» What you should do: Will you output all of the data below exactly, omitting the images?

(Collected data)
■ ■ ■ ■ ■ ■ ■
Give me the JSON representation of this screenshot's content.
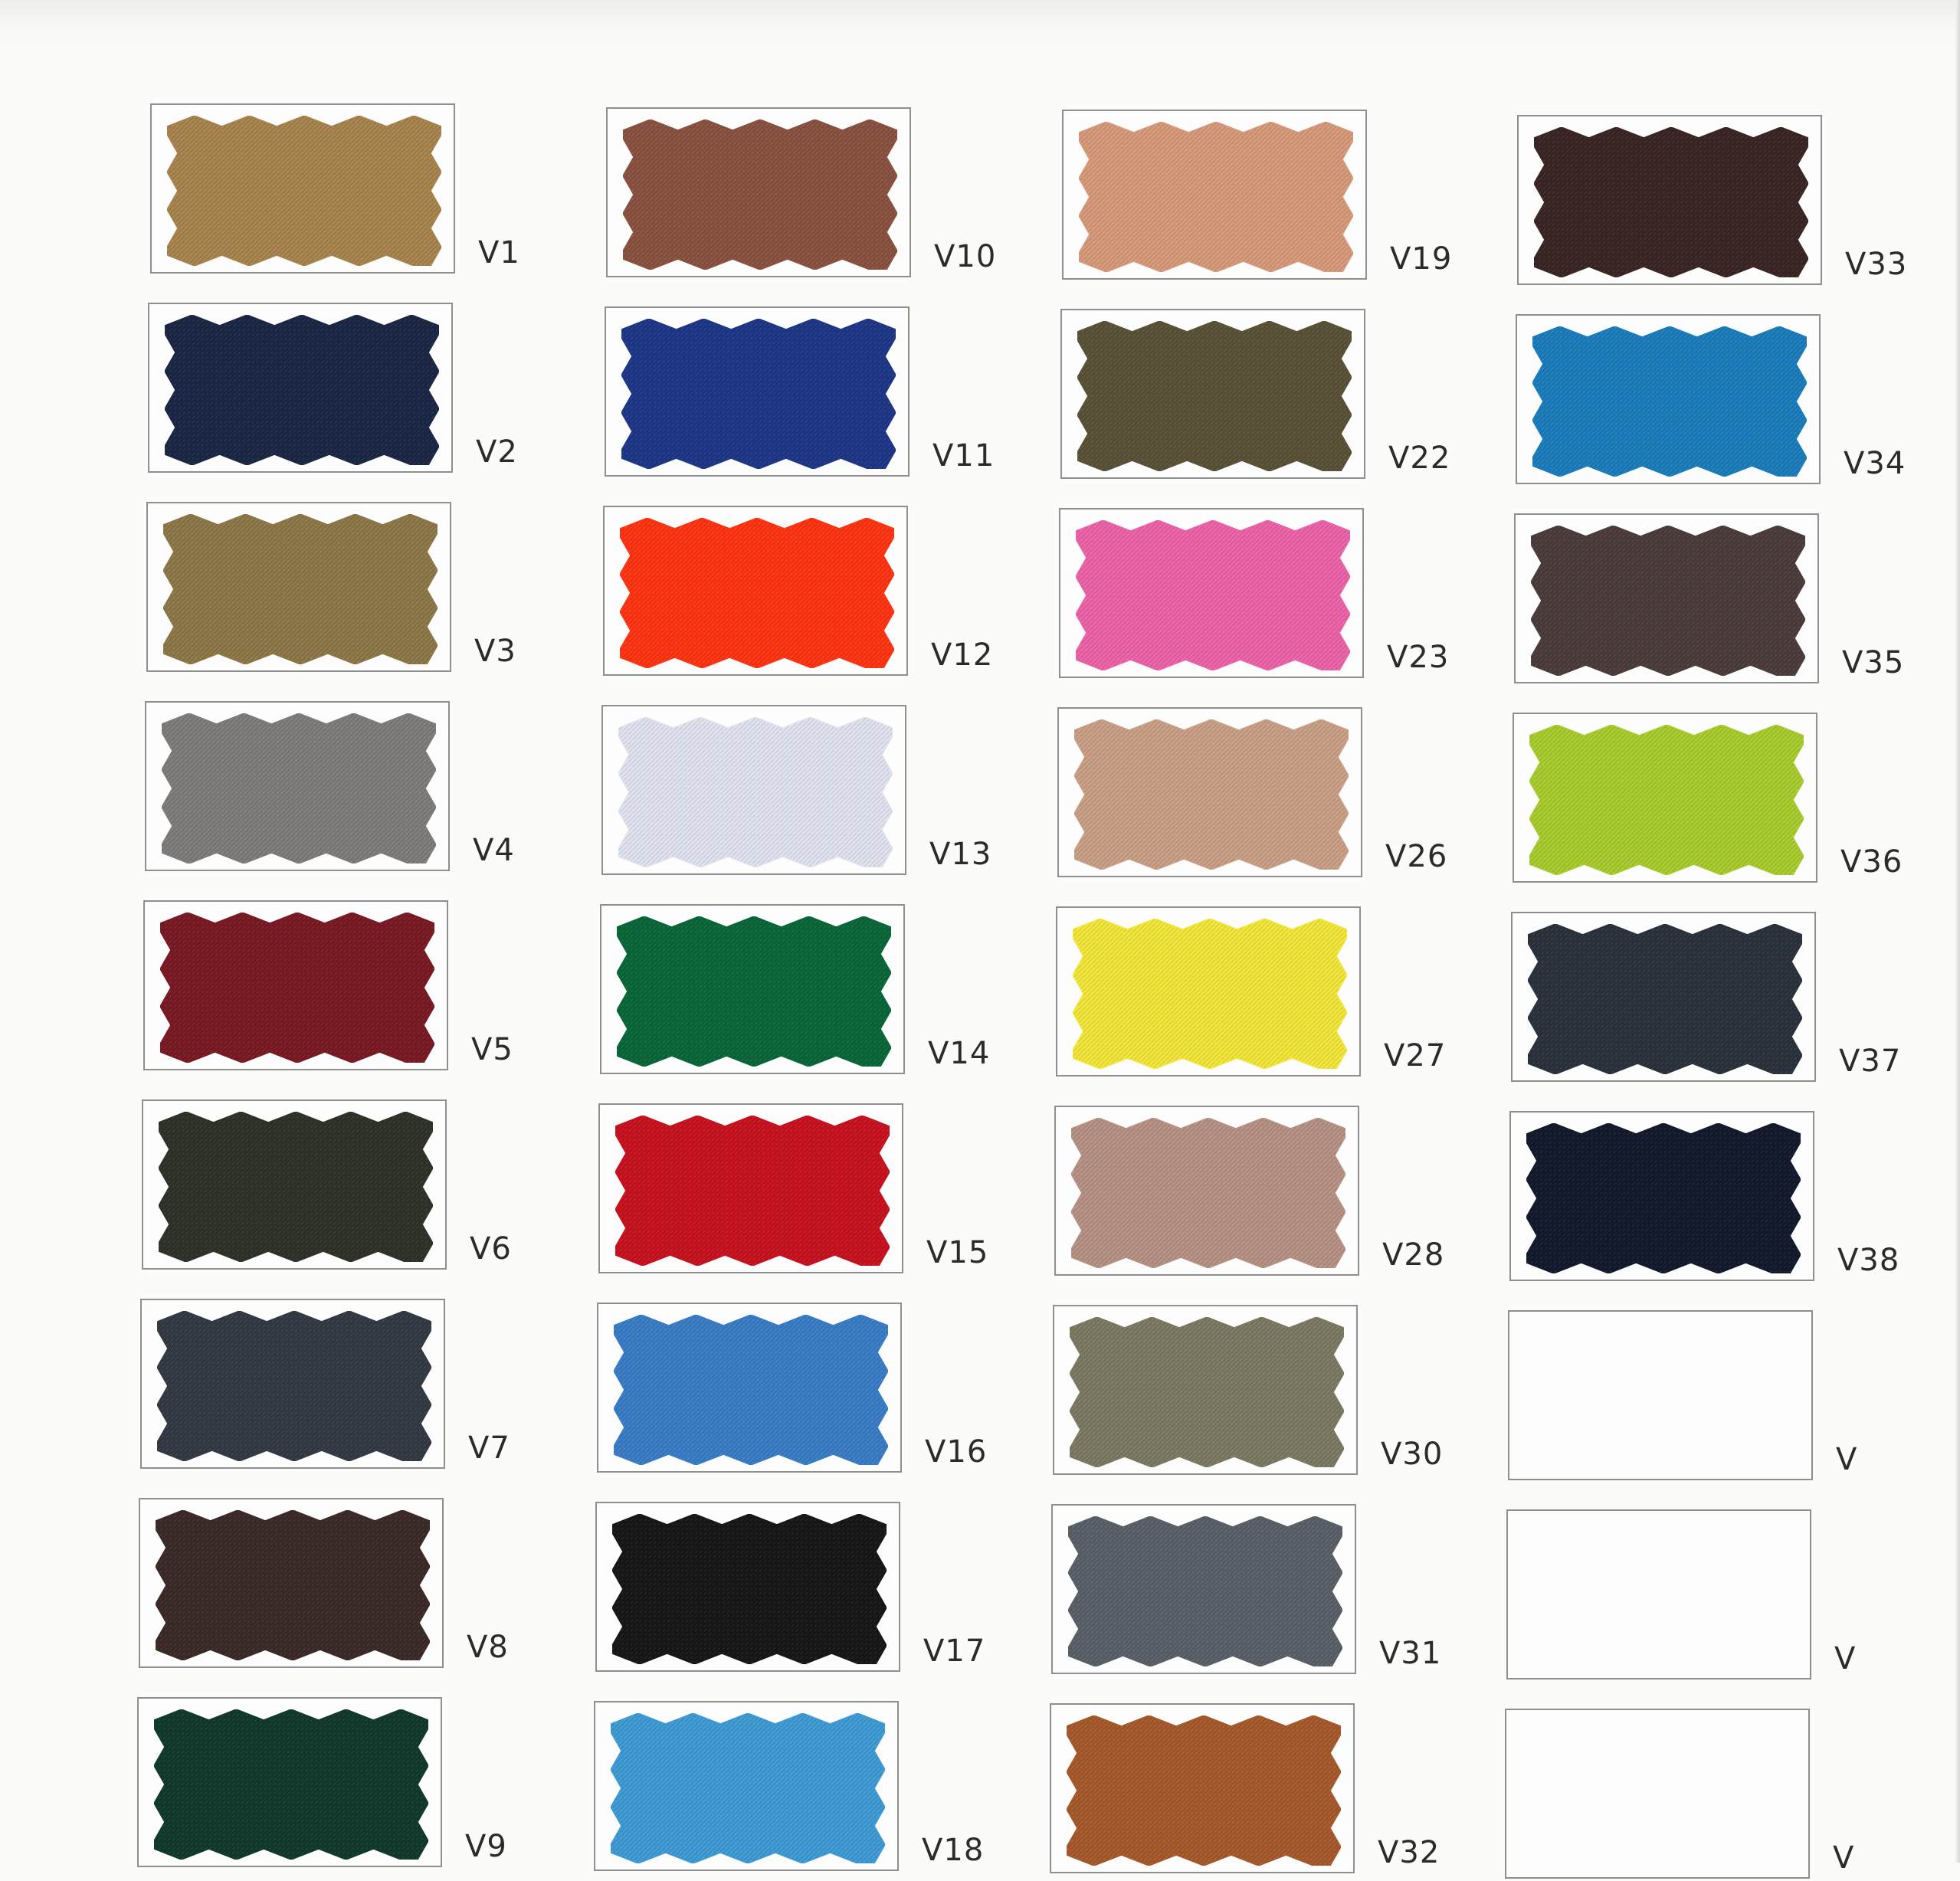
{
  "chart": {
    "columns": [
      {
        "swatches": [
          {
            "code": "V1",
            "color": "#a8844e"
          },
          {
            "code": "V2",
            "color": "#1b2744"
          },
          {
            "code": "V3",
            "color": "#8d7848"
          },
          {
            "code": "V4",
            "color": "#7f7c7c"
          },
          {
            "code": "V5",
            "color": "#7a1a24"
          },
          {
            "code": "V6",
            "color": "#2e3228"
          },
          {
            "code": "V7",
            "color": "#323a44"
          },
          {
            "code": "V8",
            "color": "#3b2a28"
          },
          {
            "code": "V9",
            "color": "#113a2c"
          }
        ]
      },
      {
        "swatches": [
          {
            "code": "V10",
            "color": "#8a5240"
          },
          {
            "code": "V11",
            "color": "#1e3787"
          },
          {
            "code": "V12",
            "color": "#ff3412"
          },
          {
            "code": "V13",
            "color": "#e0e3ef"
          },
          {
            "code": "V14",
            "color": "#0a673a"
          },
          {
            "code": "V15",
            "color": "#c8121f"
          },
          {
            "code": "V16",
            "color": "#3a7dc6"
          },
          {
            "code": "V17",
            "color": "#171717"
          },
          {
            "code": "V18",
            "color": "#3f9bd4"
          }
        ]
      },
      {
        "swatches": [
          {
            "code": "V19",
            "color": "#d69a7a"
          },
          {
            "code": "V22",
            "color": "#5a5238"
          },
          {
            "code": "V23",
            "color": "#ec63a8"
          },
          {
            "code": "V26",
            "color": "#c9a086"
          },
          {
            "code": "V27",
            "color": "#f3e63a"
          },
          {
            "code": "V28",
            "color": "#b69284"
          },
          {
            "code": "V30",
            "color": "#7c7a62"
          },
          {
            "code": "V31",
            "color": "#5a6068"
          },
          {
            "code": "V32",
            "color": "#a65a2c"
          }
        ]
      },
      {
        "swatches": [
          {
            "code": "V33",
            "color": "#3a2624"
          },
          {
            "code": "V34",
            "color": "#1b7dbc"
          },
          {
            "code": "V35",
            "color": "#4c3c3c"
          },
          {
            "code": "V36",
            "color": "#a8cc2e"
          },
          {
            "code": "V37",
            "color": "#2a323c"
          },
          {
            "code": "V38",
            "color": "#121a2c"
          },
          {
            "code": "V",
            "color": ""
          },
          {
            "code": "V",
            "color": ""
          },
          {
            "code": "V",
            "color": ""
          }
        ]
      }
    ]
  }
}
■ ■ ■ ■ ■ ■ ■
» Final result:
Give me the JSON representation of this screenshot's content.
{
  "chart": {
    "columns": [
      {
        "swatches": [
          {
            "code": "V1",
            "color": "#a8844e"
          },
          {
            "code": "V2",
            "color": "#1b2744"
          },
          {
            "code": "V3",
            "color": "#8d7848"
          },
          {
            "code": "V4",
            "color": "#7f7c7c"
          },
          {
            "code": "V5",
            "color": "#7a1a24"
          },
          {
            "code": "V6",
            "color": "#2e3228"
          },
          {
            "code": "V7",
            "color": "#323a44"
          },
          {
            "code": "V8",
            "color": "#3b2a28"
          },
          {
            "code": "V9",
            "color": "#113a2c"
          }
        ]
      },
      {
        "swatches": [
          {
            "code": "V10",
            "color": "#8a5240"
          },
          {
            "code": "V11",
            "color": "#1e3787"
          },
          {
            "code": "V12",
            "color": "#ff3412"
          },
          {
            "code": "V13",
            "color": "#e0e3ef"
          },
          {
            "code": "V14",
            "color": "#0a673a"
          },
          {
            "code": "V15",
            "color": "#c8121f"
          },
          {
            "code": "V16",
            "color": "#3a7dc6"
          },
          {
            "code": "V17",
            "color": "#171717"
          },
          {
            "code": "V18",
            "color": "#3f9bd4"
          }
        ]
      },
      {
        "swatches": [
          {
            "code": "V19",
            "color": "#d69a7a"
          },
          {
            "code": "V22",
            "color": "#5a5238"
          },
          {
            "code": "V23",
            "color": "#ec63a8"
          },
          {
            "code": "V26",
            "color": "#c9a086"
          },
          {
            "code": "V27",
            "color": "#f3e63a"
          },
          {
            "code": "V28",
            "color": "#b69284"
          },
          {
            "code": "V30",
            "color": "#7c7a62"
          },
          {
            "code": "V31",
            "color": "#5a6068"
          },
          {
            "code": "V32",
            "color": "#a65a2c"
          }
        ]
      },
      {
        "swatches": [
          {
            "code": "V33",
            "color": "#3a2624"
          },
          {
            "code": "V34",
            "color": "#1b7dbc"
          },
          {
            "code": "V35",
            "color": "#4c3c3c"
          },
          {
            "code": "V36",
            "color": "#a8cc2e"
          },
          {
            "code": "V37",
            "color": "#2a323c"
          },
          {
            "code": "V38",
            "color": "#121a2c"
          },
          {
            "code": "V",
            "color": ""
          },
          {
            "code": "V",
            "color": ""
          },
          {
            "code": "V",
            "color": ""
          }
        ]
      }
    ]
  }
}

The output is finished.